Print all of the data exactly as written.

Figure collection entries
□ □ □

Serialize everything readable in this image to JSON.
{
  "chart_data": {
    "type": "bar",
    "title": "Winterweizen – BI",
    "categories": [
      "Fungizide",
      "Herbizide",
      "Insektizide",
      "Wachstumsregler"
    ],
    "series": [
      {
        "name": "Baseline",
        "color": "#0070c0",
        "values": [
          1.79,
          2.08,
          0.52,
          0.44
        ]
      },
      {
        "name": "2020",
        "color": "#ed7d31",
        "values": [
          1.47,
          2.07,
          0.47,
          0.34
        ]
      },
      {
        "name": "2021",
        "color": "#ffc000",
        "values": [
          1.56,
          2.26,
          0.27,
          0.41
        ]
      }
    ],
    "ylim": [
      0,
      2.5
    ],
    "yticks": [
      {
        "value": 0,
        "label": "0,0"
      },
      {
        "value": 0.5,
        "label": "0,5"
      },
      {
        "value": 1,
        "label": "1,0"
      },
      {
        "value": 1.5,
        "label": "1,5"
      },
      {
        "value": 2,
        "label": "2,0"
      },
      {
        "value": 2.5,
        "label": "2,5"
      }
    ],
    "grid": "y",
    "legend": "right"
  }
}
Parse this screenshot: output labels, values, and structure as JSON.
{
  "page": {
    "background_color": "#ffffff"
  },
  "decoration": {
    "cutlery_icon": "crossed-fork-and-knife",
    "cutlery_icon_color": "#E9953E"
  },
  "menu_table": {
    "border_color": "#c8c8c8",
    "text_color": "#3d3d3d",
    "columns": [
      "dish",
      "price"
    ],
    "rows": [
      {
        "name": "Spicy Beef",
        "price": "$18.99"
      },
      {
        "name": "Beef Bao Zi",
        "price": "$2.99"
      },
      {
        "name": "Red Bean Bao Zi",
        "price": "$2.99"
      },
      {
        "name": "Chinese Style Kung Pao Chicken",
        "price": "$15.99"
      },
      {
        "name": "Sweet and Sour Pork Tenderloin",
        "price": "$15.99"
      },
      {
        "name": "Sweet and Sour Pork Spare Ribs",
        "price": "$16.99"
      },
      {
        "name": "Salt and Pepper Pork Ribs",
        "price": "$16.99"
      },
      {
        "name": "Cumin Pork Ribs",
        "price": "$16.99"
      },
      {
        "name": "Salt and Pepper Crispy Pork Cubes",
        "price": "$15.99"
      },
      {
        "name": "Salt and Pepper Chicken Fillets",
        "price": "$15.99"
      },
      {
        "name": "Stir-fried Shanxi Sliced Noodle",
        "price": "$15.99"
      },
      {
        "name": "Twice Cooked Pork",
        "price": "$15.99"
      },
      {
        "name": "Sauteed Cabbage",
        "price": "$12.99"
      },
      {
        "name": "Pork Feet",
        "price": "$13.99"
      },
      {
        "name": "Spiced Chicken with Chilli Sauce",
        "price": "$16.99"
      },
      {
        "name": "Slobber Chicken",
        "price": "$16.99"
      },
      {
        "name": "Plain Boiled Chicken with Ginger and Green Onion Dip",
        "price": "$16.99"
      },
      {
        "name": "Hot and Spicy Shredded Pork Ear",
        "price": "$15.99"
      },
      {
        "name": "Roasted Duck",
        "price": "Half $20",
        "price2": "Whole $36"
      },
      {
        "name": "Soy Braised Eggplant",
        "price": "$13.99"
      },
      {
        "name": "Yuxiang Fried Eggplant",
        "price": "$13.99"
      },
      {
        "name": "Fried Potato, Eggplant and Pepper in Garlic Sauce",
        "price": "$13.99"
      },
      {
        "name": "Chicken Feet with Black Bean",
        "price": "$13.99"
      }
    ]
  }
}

□ □ □

THE REPLY
Serialize everything readable in this image to JSON.
{
  "chart_data": {
    "type": "bar",
    "title": "Winterweizen – BI",
    "categories": [
      "Fungizide",
      "Herbizide",
      "Insektizide",
      "Wachstumsregler"
    ],
    "series": [
      {
        "name": "Baseline",
        "color": "#0070c0",
        "values": [
          1.79,
          2.08,
          0.52,
          0.44
        ]
      },
      {
        "name": "2020",
        "color": "#ed7d31",
        "values": [
          1.47,
          2.07,
          0.47,
          0.34
        ]
      },
      {
        "name": "2021",
        "color": "#ffc000",
        "values": [
          1.56,
          2.26,
          0.27,
          0.41
        ]
      }
    ],
    "ylim": [
      0,
      2.5
    ],
    "yticks": [
      {
        "value": 0,
        "label": "0,0"
      },
      {
        "value": 0.5,
        "label": "0,5"
      },
      {
        "value": 1,
        "label": "1,0"
      },
      {
        "value": 1.5,
        "label": "1,5"
      },
      {
        "value": 2,
        "label": "2,0"
      },
      {
        "value": 2.5,
        "label": "2,5"
      }
    ],
    "grid": "y",
    "legend": "right"
  }
}
Parse this screenshot: output labels, values, and structure as JSON.
{
  "page": {
    "background_color": "#ffffff"
  },
  "decoration": {
    "cutlery_icon": "crossed-fork-and-knife",
    "cutlery_icon_color": "#E9953E"
  },
  "menu_table": {
    "border_color": "#c8c8c8",
    "text_color": "#3d3d3d",
    "columns": [
      "dish",
      "price"
    ],
    "rows": [
      {
        "name": "Spicy Beef",
        "price": "$18.99"
      },
      {
        "name": "Beef Bao Zi",
        "price": "$2.99"
      },
      {
        "name": "Red Bean Bao Zi",
        "price": "$2.99"
      },
      {
        "name": "Chinese Style Kung Pao Chicken",
        "price": "$15.99"
      },
      {
        "name": "Sweet and Sour Pork Tenderloin",
        "price": "$15.99"
      },
      {
        "name": "Sweet and Sour Pork Spare Ribs",
        "price": "$16.99"
      },
      {
        "name": "Salt and Pepper Pork Ribs",
        "price": "$16.99"
      },
      {
        "name": "Cumin Pork Ribs",
        "price": "$16.99"
      },
      {
        "name": "Salt and Pepper Crispy Pork Cubes",
        "price": "$15.99"
      },
      {
        "name": "Salt and Pepper Chicken Fillets",
        "price": "$15.99"
      },
      {
        "name": "Stir-fried Shanxi Sliced Noodle",
        "price": "$15.99"
      },
      {
        "name": "Twice Cooked Pork",
        "price": "$15.99"
      },
      {
        "name": "Sauteed Cabbage",
        "price": "$12.99"
      },
      {
        "name": "Pork Feet",
        "price": "$13.99"
      },
      {
        "name": "Spiced Chicken with Chilli Sauce",
        "price": "$16.99"
      },
      {
        "name": "Slobber Chicken",
        "price": "$16.99"
      },
      {
        "name": "Plain Boiled Chicken with Ginger and Green Onion Dip",
        "price": "$16.99"
      },
      {
        "name": "Hot and Spicy Shredded Pork Ear",
        "price": "$15.99"
      },
      {
        "name": "Roasted Duck",
        "price": "Half $20",
        "price2": "Whole $36"
      },
      {
        "name": "Soy Braised Eggplant",
        "price": "$13.99"
      },
      {
        "name": "Yuxiang Fried Eggplant",
        "price": "$13.99"
      },
      {
        "name": "Fried Potato, Eggplant and Pepper in Garlic Sauce",
        "price": "$13.99"
      },
      {
        "name": "Chicken Feet with Black Bean",
        "price": "$13.99"
      }
    ]
  }
}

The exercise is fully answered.